§ **EXIGENCES DU PROBLÈME**
Réécrivez toutes les lignes en changeant chaque « interactable » en « clickable », sans rien modifier d'autre. Laissez les images de côté dans votre réponse.

Données de disposition spatiale:
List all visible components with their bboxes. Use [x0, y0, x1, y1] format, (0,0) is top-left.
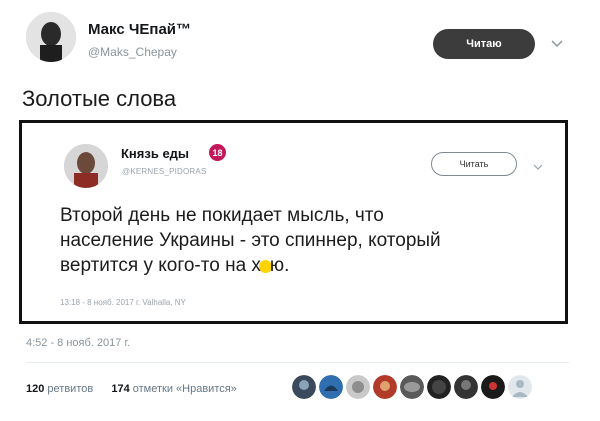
quoted-handle: @KERNES_PIDORAS	[122, 167, 207, 176]
liker-avatar[interactable]	[373, 375, 397, 399]
tweet-text: Золотые слова	[22, 86, 177, 111]
quoted-line: вертится у кого-то на х ю.	[60, 253, 560, 278]
quoted-line: население Украины - это спиннер, который	[60, 230, 441, 251]
quoted-display-name: Князь еды	[121, 146, 190, 161]
likes-count[interactable]: 174	[111, 383, 129, 395]
quoted-line-part: вертится у кого-то на х	[60, 255, 261, 276]
quoted-avatar	[64, 144, 108, 188]
quoted-line: Второй день не покидает мысль, что	[60, 205, 384, 226]
quoted-meta: 13:18 - 8 нояб. 2017 г. Valhalla, NY	[60, 298, 186, 307]
quoted-line-part: ю.	[269, 255, 290, 276]
quoted-text: Второй день не покидает мысль, что насел…	[60, 203, 560, 278]
retweets-count[interactable]: 120	[26, 383, 44, 395]
user-handle[interactable]: @Maks_Chepay	[88, 45, 177, 59]
timestamp[interactable]: 4:52 - 8 нояб. 2017 г.	[26, 337, 130, 349]
quoted-chevron-down-icon	[533, 158, 543, 170]
quoted-follow-button: Читать	[431, 152, 517, 176]
divider	[26, 362, 569, 363]
liker-avatar[interactable]	[292, 375, 316, 399]
likers-avatars	[292, 375, 532, 399]
following-button[interactable]: Читаю	[433, 29, 535, 59]
engagement-stats: 120 ретвитов 174 отметки «Нравится»	[26, 383, 237, 395]
liker-avatar[interactable]	[454, 375, 478, 399]
likes-label[interactable]: отметки «Нравится»	[133, 383, 237, 395]
chevron-down-icon[interactable]	[550, 36, 564, 48]
display-name[interactable]: Макс ЧЕпай™	[88, 21, 191, 38]
liker-avatar[interactable]	[427, 375, 451, 399]
age-badge: 18	[209, 144, 226, 161]
liker-avatar[interactable]	[481, 375, 505, 399]
liker-avatar[interactable]	[346, 375, 370, 399]
quoted-tweet-image: Князь еды 18 @KERNES_PIDORAS Читать Втор…	[19, 120, 568, 324]
liker-avatar[interactable]	[400, 375, 424, 399]
liker-avatar[interactable]	[319, 375, 343, 399]
avatar[interactable]	[26, 12, 76, 62]
liker-avatar[interactable]	[508, 375, 532, 399]
retweets-label[interactable]: ретвитов	[47, 383, 93, 395]
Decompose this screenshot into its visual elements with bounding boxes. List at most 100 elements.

§ **RÉPONSE ATTENDUE**
List all visible components with their bboxes. Use [x0, y0, x1, y1] format, (0,0) is top-left.
quoted-handle: @KERNES_PIDORAS	[122, 167, 207, 176]
liker-avatar[clickable]	[373, 375, 397, 399]
tweet-text: Золотые слова	[22, 86, 177, 111]
quoted-line: вертится у кого-то на х ю.	[60, 253, 560, 278]
quoted-line: население Украины - это спиннер, который	[60, 230, 441, 251]
quoted-display-name: Князь еды	[121, 146, 190, 161]
likes-count[clickable]: 174	[111, 383, 129, 395]
quoted-line-part: вертится у кого-то на х	[60, 255, 261, 276]
quoted-avatar	[64, 144, 108, 188]
quoted-line: Второй день не покидает мысль, что	[60, 205, 384, 226]
quoted-meta: 13:18 - 8 нояб. 2017 г. Valhalla, NY	[60, 298, 186, 307]
quoted-line-part: ю.	[269, 255, 290, 276]
quoted-text: Второй день не покидает мысль, что насел…	[60, 203, 560, 278]
retweets-count[clickable]: 120	[26, 383, 44, 395]
user-handle[clickable]: @Maks_Chepay	[88, 45, 177, 59]
timestamp[clickable]: 4:52 - 8 нояб. 2017 г.	[26, 337, 130, 349]
quoted-chevron-down-icon	[533, 158, 543, 170]
quoted-follow-button: Читать	[431, 152, 517, 176]
divider	[26, 362, 569, 363]
liker-avatar[clickable]	[292, 375, 316, 399]
likers-avatars	[292, 375, 532, 399]
following-button[clickable]: Читаю	[433, 29, 535, 59]
engagement-stats: 120 ретвитов 174 отметки «Нравится»	[26, 383, 237, 395]
liker-avatar[clickable]	[454, 375, 478, 399]
likes-label[clickable]: отметки «Нравится»	[133, 383, 237, 395]
chevron-down-icon[clickable]	[550, 36, 564, 48]
display-name[clickable]: Макс ЧЕпай™	[88, 21, 191, 38]
liker-avatar[clickable]	[427, 375, 451, 399]
age-badge: 18	[209, 144, 226, 161]
liker-avatar[clickable]	[481, 375, 505, 399]
liker-avatar[clickable]	[346, 375, 370, 399]
quoted-tweet-image: Князь еды 18 @KERNES_PIDORAS Читать Втор…	[19, 120, 568, 324]
liker-avatar[clickable]	[400, 375, 424, 399]
liker-avatar[clickable]	[319, 375, 343, 399]
avatar[clickable]	[26, 12, 76, 62]
liker-avatar[clickable]	[508, 375, 532, 399]
retweets-label[clickable]: ретвитов	[47, 383, 93, 395]
Decompose this screenshot into its visual elements with bounding boxes. List at most 100 elements.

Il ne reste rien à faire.